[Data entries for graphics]
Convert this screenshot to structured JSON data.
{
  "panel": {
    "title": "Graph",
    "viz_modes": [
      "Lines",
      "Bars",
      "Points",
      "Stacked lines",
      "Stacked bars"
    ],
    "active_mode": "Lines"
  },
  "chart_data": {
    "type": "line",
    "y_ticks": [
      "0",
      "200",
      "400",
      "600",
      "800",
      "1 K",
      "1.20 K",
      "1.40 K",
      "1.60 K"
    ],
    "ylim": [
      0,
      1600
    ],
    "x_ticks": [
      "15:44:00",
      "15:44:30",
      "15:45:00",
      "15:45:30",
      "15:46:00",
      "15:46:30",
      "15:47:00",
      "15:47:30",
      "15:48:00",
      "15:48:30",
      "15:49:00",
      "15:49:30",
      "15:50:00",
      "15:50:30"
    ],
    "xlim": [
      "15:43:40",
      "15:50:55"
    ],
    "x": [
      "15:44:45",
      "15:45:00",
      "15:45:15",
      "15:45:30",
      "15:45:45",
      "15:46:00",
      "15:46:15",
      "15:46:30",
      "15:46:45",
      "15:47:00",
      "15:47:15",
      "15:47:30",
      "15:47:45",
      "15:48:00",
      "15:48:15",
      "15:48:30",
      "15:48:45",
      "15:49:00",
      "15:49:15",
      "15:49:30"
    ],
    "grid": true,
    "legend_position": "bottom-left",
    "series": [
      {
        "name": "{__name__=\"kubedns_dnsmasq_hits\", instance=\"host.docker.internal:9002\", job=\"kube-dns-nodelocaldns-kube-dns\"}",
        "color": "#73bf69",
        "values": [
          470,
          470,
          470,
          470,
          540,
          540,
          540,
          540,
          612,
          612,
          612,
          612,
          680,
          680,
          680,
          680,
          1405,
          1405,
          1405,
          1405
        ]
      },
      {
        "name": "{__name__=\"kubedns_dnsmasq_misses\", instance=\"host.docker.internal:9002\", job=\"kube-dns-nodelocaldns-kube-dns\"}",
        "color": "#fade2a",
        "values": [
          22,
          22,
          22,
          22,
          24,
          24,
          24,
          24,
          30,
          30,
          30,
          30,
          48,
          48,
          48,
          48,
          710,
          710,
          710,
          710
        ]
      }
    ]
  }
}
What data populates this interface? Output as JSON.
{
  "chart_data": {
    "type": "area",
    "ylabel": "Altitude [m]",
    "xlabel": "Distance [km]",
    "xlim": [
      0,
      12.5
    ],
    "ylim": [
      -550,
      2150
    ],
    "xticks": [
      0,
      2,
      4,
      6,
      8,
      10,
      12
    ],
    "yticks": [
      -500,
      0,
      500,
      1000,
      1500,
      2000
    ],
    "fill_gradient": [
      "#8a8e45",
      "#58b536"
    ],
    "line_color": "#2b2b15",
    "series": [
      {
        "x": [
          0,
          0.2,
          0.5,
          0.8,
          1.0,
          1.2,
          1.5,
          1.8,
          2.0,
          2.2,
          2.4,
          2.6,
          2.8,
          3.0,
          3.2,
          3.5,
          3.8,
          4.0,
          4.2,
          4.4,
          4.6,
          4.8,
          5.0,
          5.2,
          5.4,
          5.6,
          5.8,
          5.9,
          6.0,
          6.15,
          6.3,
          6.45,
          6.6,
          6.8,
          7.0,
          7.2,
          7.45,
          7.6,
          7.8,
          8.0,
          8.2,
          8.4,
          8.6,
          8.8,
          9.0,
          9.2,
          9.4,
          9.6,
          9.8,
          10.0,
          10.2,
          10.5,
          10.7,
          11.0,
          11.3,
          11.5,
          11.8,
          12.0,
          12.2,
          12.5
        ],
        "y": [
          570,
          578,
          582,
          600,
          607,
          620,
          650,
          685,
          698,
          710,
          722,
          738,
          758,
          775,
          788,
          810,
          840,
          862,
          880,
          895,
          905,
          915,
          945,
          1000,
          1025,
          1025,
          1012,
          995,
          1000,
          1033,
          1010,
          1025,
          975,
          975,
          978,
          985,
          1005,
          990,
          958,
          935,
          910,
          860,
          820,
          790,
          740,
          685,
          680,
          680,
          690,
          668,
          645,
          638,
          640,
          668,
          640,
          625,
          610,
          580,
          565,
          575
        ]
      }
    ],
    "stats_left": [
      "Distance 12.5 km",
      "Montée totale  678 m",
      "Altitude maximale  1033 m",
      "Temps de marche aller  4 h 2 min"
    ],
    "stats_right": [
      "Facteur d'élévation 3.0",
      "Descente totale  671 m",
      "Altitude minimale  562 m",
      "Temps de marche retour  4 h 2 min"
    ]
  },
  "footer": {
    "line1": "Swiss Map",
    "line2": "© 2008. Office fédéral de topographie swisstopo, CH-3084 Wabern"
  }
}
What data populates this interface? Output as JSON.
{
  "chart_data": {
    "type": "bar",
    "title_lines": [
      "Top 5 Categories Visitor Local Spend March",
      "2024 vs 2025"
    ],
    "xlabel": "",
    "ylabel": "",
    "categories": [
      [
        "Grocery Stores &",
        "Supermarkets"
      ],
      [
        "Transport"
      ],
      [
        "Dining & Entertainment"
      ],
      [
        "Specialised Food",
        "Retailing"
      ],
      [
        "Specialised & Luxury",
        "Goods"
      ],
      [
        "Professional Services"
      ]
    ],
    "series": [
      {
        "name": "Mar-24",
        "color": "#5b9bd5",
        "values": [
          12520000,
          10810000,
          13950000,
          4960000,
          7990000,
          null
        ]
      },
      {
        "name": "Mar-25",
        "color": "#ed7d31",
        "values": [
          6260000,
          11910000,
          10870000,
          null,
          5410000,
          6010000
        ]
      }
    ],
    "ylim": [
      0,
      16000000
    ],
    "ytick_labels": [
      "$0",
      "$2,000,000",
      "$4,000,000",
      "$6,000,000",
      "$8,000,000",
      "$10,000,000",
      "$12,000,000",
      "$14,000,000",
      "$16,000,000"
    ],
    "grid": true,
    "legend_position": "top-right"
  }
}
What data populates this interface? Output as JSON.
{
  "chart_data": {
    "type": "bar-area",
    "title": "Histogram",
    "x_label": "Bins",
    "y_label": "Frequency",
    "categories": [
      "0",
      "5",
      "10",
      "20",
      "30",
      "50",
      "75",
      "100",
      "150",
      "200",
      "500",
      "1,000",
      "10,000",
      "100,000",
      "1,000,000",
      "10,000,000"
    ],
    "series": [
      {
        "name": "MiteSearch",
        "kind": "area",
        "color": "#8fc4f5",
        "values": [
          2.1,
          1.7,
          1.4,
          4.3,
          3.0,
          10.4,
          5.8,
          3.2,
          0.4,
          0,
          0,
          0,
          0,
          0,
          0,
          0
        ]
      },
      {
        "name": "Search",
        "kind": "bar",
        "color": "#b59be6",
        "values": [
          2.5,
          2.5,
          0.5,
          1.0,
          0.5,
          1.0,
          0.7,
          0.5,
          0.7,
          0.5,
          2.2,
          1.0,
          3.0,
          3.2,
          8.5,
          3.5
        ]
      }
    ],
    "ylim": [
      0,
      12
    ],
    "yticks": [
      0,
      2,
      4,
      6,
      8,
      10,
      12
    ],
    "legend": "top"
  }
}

Exercise: Copy each line from the data above that includes "host".

Response to this task:
        "name": "{__name__=\"kubedns_dnsmasq_hits\", instance=\"host.docker.internal:9002\", job=\"kube-dns-nodelocaldns-kube-dns\"}",
        "name": "{__name__=\"kubedns_dnsmasq_misses\", instance=\"host.docker.internal:9002\", job=\"kube-dns-nodelocaldns-kube-dns\"}",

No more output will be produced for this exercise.